***** Brano proposto

Divenne noto a livello nazionale, nel 1955, per essersi distinto in una particolare forma di protesta: il boicottaggio dei bus di Montgomery, in Alabama, a seguito della disobbedienza e dall’arresto di Rosa Parks, la donna afroamericana che si era rifiutata di cedere il suo posto su un autobus a una persona bianca.

L’azione collettiva durò più di un anno e, quando la Corte Suprema dichiarò incostituzionale la segregazione razziale sui mezzi pubblici, si concluse con una vittoria per i manifestanti. 

Da lì emerse con forza il movimento per i diritti civili in favore della comunità afroamericana, animato da vari gruppi, e King Jr. ne divenne subito una figura di riferimento.

Negli Anni ’50 fondò una nuova e dinamica associazione che doveva coordinare il movimento: il Congresso dei leader cristiani degli Stati del Sud (Southern Christian Leadership Conference).

King Jr. guidò sit-in pacifici e manifestazioni di massa per porre fine alla discriminazione razziale nei luoghi pubblici (ristoranti, negozi, scuole), si distinse per le doti oratorie e le abilità organizzative, ma dovette subire ritorsioni, offese, minacce, denunce, finendo anche in carcere.

**********
***** Dati forniti

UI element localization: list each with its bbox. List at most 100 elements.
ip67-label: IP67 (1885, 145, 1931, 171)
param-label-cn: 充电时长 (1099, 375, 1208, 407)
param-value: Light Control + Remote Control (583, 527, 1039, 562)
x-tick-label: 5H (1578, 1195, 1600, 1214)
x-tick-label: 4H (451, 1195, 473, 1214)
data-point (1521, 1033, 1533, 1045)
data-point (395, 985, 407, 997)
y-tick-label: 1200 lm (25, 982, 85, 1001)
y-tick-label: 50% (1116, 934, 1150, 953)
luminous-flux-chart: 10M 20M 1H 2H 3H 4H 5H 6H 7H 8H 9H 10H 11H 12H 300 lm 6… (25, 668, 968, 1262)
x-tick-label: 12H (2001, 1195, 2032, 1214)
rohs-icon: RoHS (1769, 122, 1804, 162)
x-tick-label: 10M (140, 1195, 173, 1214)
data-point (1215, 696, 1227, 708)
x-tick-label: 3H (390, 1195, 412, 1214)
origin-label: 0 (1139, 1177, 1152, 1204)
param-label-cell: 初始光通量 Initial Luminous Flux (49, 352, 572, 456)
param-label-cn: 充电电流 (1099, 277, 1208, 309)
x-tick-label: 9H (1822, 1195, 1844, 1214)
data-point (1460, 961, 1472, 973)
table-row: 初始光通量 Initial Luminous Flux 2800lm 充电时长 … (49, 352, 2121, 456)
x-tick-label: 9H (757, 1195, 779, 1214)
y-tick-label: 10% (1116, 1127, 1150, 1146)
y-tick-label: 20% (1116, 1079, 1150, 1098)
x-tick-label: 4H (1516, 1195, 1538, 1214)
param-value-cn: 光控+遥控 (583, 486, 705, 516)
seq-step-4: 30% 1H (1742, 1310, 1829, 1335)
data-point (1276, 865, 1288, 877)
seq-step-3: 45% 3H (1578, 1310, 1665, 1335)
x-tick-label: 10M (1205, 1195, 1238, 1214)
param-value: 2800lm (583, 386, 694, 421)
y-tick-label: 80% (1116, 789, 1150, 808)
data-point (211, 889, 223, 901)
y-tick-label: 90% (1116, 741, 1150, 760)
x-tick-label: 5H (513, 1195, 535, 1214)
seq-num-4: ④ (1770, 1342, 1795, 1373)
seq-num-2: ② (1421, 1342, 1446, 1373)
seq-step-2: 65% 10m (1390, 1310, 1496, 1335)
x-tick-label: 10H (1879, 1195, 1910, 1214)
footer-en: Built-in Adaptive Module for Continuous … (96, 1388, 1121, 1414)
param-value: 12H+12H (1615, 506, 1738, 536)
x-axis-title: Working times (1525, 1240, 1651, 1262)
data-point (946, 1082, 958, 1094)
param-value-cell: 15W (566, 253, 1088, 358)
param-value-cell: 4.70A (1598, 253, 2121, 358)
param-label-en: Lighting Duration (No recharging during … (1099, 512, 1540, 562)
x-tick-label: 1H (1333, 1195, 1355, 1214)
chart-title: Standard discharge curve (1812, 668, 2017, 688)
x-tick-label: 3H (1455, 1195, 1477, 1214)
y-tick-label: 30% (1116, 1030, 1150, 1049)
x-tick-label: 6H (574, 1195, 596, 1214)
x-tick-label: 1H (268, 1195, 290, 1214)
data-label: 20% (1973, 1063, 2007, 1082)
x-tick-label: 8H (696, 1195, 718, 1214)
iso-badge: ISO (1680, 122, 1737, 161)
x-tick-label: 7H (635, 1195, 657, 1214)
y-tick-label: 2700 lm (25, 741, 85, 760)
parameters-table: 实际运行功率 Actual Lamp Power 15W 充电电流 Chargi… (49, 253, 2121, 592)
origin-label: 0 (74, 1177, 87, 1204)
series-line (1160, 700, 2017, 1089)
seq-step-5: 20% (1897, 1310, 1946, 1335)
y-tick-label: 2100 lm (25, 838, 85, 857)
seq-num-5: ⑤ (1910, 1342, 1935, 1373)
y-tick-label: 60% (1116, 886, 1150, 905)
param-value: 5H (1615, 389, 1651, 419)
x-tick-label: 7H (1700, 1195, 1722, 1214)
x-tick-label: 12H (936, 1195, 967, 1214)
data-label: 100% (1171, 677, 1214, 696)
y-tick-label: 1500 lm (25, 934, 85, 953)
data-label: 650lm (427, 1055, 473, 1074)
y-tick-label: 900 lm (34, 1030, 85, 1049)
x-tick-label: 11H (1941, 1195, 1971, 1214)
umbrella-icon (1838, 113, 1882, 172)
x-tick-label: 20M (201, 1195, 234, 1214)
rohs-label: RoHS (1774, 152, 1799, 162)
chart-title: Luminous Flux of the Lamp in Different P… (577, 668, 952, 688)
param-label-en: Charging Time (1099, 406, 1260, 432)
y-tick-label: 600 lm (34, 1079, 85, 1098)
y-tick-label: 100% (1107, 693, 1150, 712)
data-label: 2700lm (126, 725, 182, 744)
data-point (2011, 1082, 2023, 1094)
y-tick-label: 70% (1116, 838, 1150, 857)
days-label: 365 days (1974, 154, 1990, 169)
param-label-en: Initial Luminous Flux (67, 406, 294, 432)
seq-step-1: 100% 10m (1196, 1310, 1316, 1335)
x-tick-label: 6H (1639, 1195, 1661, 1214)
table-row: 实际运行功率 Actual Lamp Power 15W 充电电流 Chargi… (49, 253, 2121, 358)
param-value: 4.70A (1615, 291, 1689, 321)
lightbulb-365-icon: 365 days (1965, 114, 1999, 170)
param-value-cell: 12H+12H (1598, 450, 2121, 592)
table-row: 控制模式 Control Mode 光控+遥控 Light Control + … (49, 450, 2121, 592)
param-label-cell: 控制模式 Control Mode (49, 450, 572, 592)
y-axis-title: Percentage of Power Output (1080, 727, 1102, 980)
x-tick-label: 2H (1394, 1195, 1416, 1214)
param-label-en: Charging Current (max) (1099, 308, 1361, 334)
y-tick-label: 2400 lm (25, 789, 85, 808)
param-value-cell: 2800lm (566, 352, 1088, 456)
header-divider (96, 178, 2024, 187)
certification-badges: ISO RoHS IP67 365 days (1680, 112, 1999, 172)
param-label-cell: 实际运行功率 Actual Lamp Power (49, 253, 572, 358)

**********

**Compiti richiesti:**
1 - Rispondi a queste domande sul brano su King Jr.:
(a) In che anno King Jr. divenne noto a livello nazionale?
(b) Quanto durò l'azione collettiva legata al boicottaggio dei bus di Montgomery?
(c) Qual è il nome inglese dell'associazione fondata negli Anni '50?
2 - Cita dal brano su King Jr. il passo che parte dalle parole "Negli Anni ’50" e si ferma dopo le parole "anche in carcere.".
Le righe non hanno alcun legame con il brano.

**Risposte:**
1 -
(a) Nel 1955.
(b) Più di un anno.
(c) Southern Christian Leadership Conference.

2 -
Negli Anni ’50 fondò una nuova e dinamica associazione che doveva coordinare il movimento: il Congresso dei leader cristiani degli Stati del Sud (Southern Christian Leadership Conference).

King Jr. guidò sit-in pacifici e manifestazioni di massa per porre fine alla discriminazione razziale nei luoghi pubblici (ristoranti, negozi, scuole), si distinse per le doti oratorie e le abilità organizzative, ma dovette subire ritorsioni, offese, minacce, denunce, finendo anche in carcere.